Input records →
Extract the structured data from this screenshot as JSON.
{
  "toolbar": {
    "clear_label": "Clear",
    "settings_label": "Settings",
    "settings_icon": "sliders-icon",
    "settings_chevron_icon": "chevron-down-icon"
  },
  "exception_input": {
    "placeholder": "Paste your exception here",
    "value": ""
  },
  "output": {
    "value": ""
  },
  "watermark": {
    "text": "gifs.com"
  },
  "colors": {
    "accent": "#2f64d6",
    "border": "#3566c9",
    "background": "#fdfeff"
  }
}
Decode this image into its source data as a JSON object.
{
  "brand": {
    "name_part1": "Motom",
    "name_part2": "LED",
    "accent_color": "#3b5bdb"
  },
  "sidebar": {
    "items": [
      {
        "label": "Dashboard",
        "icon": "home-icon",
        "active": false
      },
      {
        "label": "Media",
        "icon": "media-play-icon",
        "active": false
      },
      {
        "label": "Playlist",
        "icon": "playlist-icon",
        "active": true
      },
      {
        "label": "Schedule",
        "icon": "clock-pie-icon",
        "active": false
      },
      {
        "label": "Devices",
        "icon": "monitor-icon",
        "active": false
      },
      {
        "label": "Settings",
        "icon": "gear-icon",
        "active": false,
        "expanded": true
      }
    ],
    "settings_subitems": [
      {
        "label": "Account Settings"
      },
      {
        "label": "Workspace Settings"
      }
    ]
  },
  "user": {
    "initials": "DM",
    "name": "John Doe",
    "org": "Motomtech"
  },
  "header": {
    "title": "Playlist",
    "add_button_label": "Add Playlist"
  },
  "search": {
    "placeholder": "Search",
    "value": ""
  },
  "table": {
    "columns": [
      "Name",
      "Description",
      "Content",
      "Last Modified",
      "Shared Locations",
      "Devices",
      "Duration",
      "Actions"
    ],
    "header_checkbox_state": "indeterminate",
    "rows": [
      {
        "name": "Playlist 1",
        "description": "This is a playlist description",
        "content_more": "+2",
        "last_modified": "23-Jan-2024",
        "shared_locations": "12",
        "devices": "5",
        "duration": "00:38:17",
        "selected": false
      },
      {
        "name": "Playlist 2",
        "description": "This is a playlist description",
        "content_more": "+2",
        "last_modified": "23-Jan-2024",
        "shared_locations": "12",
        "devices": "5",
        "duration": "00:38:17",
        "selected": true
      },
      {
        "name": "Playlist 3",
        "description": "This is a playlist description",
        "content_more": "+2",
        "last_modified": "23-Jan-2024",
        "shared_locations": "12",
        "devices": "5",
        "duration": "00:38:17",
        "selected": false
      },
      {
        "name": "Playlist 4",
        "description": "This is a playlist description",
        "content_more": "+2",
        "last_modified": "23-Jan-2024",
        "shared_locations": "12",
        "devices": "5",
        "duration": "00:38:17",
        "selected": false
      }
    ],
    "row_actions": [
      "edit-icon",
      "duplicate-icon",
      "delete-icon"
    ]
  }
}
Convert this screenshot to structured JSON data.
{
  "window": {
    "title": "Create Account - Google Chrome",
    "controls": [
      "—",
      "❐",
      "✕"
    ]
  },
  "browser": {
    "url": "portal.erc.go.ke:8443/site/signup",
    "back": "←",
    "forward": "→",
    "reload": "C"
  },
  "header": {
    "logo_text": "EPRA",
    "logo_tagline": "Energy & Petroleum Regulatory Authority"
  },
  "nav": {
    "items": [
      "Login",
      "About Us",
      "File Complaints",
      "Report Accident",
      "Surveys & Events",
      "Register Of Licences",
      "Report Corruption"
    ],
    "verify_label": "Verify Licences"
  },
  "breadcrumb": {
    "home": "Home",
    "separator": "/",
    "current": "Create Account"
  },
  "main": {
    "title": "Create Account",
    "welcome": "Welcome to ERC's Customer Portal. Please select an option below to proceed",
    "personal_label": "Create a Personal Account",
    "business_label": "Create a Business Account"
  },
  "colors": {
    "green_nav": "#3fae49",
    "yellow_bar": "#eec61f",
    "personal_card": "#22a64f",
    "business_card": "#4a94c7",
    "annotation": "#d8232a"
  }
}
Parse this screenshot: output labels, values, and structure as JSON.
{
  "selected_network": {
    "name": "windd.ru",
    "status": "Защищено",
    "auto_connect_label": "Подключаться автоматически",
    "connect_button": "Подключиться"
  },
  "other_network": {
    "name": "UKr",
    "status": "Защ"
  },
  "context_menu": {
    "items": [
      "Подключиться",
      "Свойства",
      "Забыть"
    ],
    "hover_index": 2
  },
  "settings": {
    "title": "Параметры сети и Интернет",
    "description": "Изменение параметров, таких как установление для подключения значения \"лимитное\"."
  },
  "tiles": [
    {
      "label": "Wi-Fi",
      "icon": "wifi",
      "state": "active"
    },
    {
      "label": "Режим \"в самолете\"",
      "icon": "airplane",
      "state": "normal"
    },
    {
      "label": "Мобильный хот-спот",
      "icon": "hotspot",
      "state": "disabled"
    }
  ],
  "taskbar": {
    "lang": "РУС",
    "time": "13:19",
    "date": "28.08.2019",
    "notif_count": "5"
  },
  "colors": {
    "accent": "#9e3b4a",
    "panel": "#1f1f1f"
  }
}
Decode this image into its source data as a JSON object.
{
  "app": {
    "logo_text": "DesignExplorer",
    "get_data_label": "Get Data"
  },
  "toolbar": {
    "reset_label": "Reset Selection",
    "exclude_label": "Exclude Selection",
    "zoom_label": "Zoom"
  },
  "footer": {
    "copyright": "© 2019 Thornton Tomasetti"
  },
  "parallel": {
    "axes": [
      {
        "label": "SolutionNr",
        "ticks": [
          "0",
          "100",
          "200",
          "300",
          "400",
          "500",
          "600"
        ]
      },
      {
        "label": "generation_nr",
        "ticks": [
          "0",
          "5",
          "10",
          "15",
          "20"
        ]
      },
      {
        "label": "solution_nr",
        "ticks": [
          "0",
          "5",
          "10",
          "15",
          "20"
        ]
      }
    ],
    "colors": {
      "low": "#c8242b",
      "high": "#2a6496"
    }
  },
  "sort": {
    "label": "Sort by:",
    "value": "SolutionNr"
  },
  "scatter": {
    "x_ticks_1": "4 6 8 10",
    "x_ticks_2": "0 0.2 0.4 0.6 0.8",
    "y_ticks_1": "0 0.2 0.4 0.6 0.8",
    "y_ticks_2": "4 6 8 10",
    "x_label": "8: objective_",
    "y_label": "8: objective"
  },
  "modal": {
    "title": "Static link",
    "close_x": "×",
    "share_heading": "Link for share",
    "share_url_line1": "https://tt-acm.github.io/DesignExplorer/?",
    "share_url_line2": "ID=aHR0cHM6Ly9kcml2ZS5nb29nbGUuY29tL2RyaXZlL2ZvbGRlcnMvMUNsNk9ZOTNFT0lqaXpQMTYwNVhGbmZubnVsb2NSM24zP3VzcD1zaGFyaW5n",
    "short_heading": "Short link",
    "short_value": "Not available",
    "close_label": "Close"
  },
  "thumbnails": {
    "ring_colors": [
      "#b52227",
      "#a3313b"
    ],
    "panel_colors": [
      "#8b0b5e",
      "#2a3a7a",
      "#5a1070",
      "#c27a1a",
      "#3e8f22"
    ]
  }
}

Task to carry out → Your task is to retype all of the records exactly.

Correct result →
Extract the structured data from this screenshot as JSON.
{
  "toolbar": {
    "clear_label": "Clear",
    "settings_label": "Settings",
    "settings_icon": "sliders-icon",
    "settings_chevron_icon": "chevron-down-icon"
  },
  "exception_input": {
    "placeholder": "Paste your exception here",
    "value": ""
  },
  "output": {
    "value": ""
  },
  "watermark": {
    "text": "gifs.com"
  },
  "colors": {
    "accent": "#2f64d6",
    "border": "#3566c9",
    "background": "#fdfeff"
  }
}
Decode this image into its source data as a JSON object.
{
  "brand": {
    "name_part1": "Motom",
    "name_part2": "LED",
    "accent_color": "#3b5bdb"
  },
  "sidebar": {
    "items": [
      {
        "label": "Dashboard",
        "icon": "home-icon",
        "active": false
      },
      {
        "label": "Media",
        "icon": "media-play-icon",
        "active": false
      },
      {
        "label": "Playlist",
        "icon": "playlist-icon",
        "active": true
      },
      {
        "label": "Schedule",
        "icon": "clock-pie-icon",
        "active": false
      },
      {
        "label": "Devices",
        "icon": "monitor-icon",
        "active": false
      },
      {
        "label": "Settings",
        "icon": "gear-icon",
        "active": false,
        "expanded": true
      }
    ],
    "settings_subitems": [
      {
        "label": "Account Settings"
      },
      {
        "label": "Workspace Settings"
      }
    ]
  },
  "user": {
    "initials": "DM",
    "name": "John Doe",
    "org": "Motomtech"
  },
  "header": {
    "title": "Playlist",
    "add_button_label": "Add Playlist"
  },
  "search": {
    "placeholder": "Search",
    "value": ""
  },
  "table": {
    "columns": [
      "Name",
      "Description",
      "Content",
      "Last Modified",
      "Shared Locations",
      "Devices",
      "Duration",
      "Actions"
    ],
    "header_checkbox_state": "indeterminate",
    "rows": [
      {
        "name": "Playlist 1",
        "description": "This is a playlist description",
        "content_more": "+2",
        "last_modified": "23-Jan-2024",
        "shared_locations": "12",
        "devices": "5",
        "duration": "00:38:17",
        "selected": false
      },
      {
        "name": "Playlist 2",
        "description": "This is a playlist description",
        "content_more": "+2",
        "last_modified": "23-Jan-2024",
        "shared_locations": "12",
        "devices": "5",
        "duration": "00:38:17",
        "selected": true
      },
      {
        "name": "Playlist 3",
        "description": "This is a playlist description",
        "content_more": "+2",
        "last_modified": "23-Jan-2024",
        "shared_locations": "12",
        "devices": "5",
        "duration": "00:38:17",
        "selected": false
      },
      {
        "name": "Playlist 4",
        "description": "This is a playlist description",
        "content_more": "+2",
        "last_modified": "23-Jan-2024",
        "shared_locations": "12",
        "devices": "5",
        "duration": "00:38:17",
        "selected": false
      }
    ],
    "row_actions": [
      "edit-icon",
      "duplicate-icon",
      "delete-icon"
    ]
  }
}
Convert this screenshot to structured JSON data.
{
  "window": {
    "title": "Create Account - Google Chrome",
    "controls": [
      "—",
      "❐",
      "✕"
    ]
  },
  "browser": {
    "url": "portal.erc.go.ke:8443/site/signup",
    "back": "←",
    "forward": "→",
    "reload": "C"
  },
  "header": {
    "logo_text": "EPRA",
    "logo_tagline": "Energy & Petroleum Regulatory Authority"
  },
  "nav": {
    "items": [
      "Login",
      "About Us",
      "File Complaints",
      "Report Accident",
      "Surveys & Events",
      "Register Of Licences",
      "Report Corruption"
    ],
    "verify_label": "Verify Licences"
  },
  "breadcrumb": {
    "home": "Home",
    "separator": "/",
    "current": "Create Account"
  },
  "main": {
    "title": "Create Account",
    "welcome": "Welcome to ERC's Customer Portal. Please select an option below to proceed",
    "personal_label": "Create a Personal Account",
    "business_label": "Create a Business Account"
  },
  "colors": {
    "green_nav": "#3fae49",
    "yellow_bar": "#eec61f",
    "personal_card": "#22a64f",
    "business_card": "#4a94c7",
    "annotation": "#d8232a"
  }
}
Parse this screenshot: output labels, values, and structure as JSON.
{
  "selected_network": {
    "name": "windd.ru",
    "status": "Защищено",
    "auto_connect_label": "Подключаться автоматически",
    "connect_button": "Подключиться"
  },
  "other_network": {
    "name": "UKr",
    "status": "Защ"
  },
  "context_menu": {
    "items": [
      "Подключиться",
      "Свойства",
      "Забыть"
    ],
    "hover_index": 2
  },
  "settings": {
    "title": "Параметры сети и Интернет",
    "description": "Изменение параметров, таких как установление для подключения значения \"лимитное\"."
  },
  "tiles": [
    {
      "label": "Wi-Fi",
      "icon": "wifi",
      "state": "active"
    },
    {
      "label": "Режим \"в самолете\"",
      "icon": "airplane",
      "state": "normal"
    },
    {
      "label": "Мобильный хот-спот",
      "icon": "hotspot",
      "state": "disabled"
    }
  ],
  "taskbar": {
    "lang": "РУС",
    "time": "13:19",
    "date": "28.08.2019",
    "notif_count": "5"
  },
  "colors": {
    "accent": "#9e3b4a",
    "panel": "#1f1f1f"
  }
}
Decode this image into its source data as a JSON object.
{
  "app": {
    "logo_text": "DesignExplorer",
    "get_data_label": "Get Data"
  },
  "toolbar": {
    "reset_label": "Reset Selection",
    "exclude_label": "Exclude Selection",
    "zoom_label": "Zoom"
  },
  "footer": {
    "copyright": "© 2019 Thornton Tomasetti"
  },
  "parallel": {
    "axes": [
      {
        "label": "SolutionNr",
        "ticks": [
          "0",
          "100",
          "200",
          "300",
          "400",
          "500",
          "600"
        ]
      },
      {
        "label": "generation_nr",
        "ticks": [
          "0",
          "5",
          "10",
          "15",
          "20"
        ]
      },
      {
        "label": "solution_nr",
        "ticks": [
          "0",
          "5",
          "10",
          "15",
          "20"
        ]
      }
    ],
    "colors": {
      "low": "#c8242b",
      "high": "#2a6496"
    }
  },
  "sort": {
    "label": "Sort by:",
    "value": "SolutionNr"
  },
  "scatter": {
    "x_ticks_1": "4 6 8 10",
    "x_ticks_2": "0 0.2 0.4 0.6 0.8",
    "y_ticks_1": "0 0.2 0.4 0.6 0.8",
    "y_ticks_2": "4 6 8 10",
    "x_label": "8: objective_",
    "y_label": "8: objective"
  },
  "modal": {
    "title": "Static link",
    "close_x": "×",
    "share_heading": "Link for share",
    "share_url_line1": "https://tt-acm.github.io/DesignExplorer/?",
    "share_url_line2": "ID=aHR0cHM6Ly9kcml2ZS5nb29nbGUuY29tL2RyaXZlL2ZvbGRlcnMvMUNsNk9ZOTNFT0lqaXpQMTYwNVhGbmZubnVsb2NSM24zP3VzcD1zaGFyaW5n",
    "short_heading": "Short link",
    "short_value": "Not available",
    "close_label": "Close"
  },
  "thumbnails": {
    "ring_colors": [
      "#b52227",
      "#a3313b"
    ],
    "panel_colors": [
      "#8b0b5e",
      "#2a3a7a",
      "#5a1070",
      "#c27a1a",
      "#3e8f22"
    ]
  }
}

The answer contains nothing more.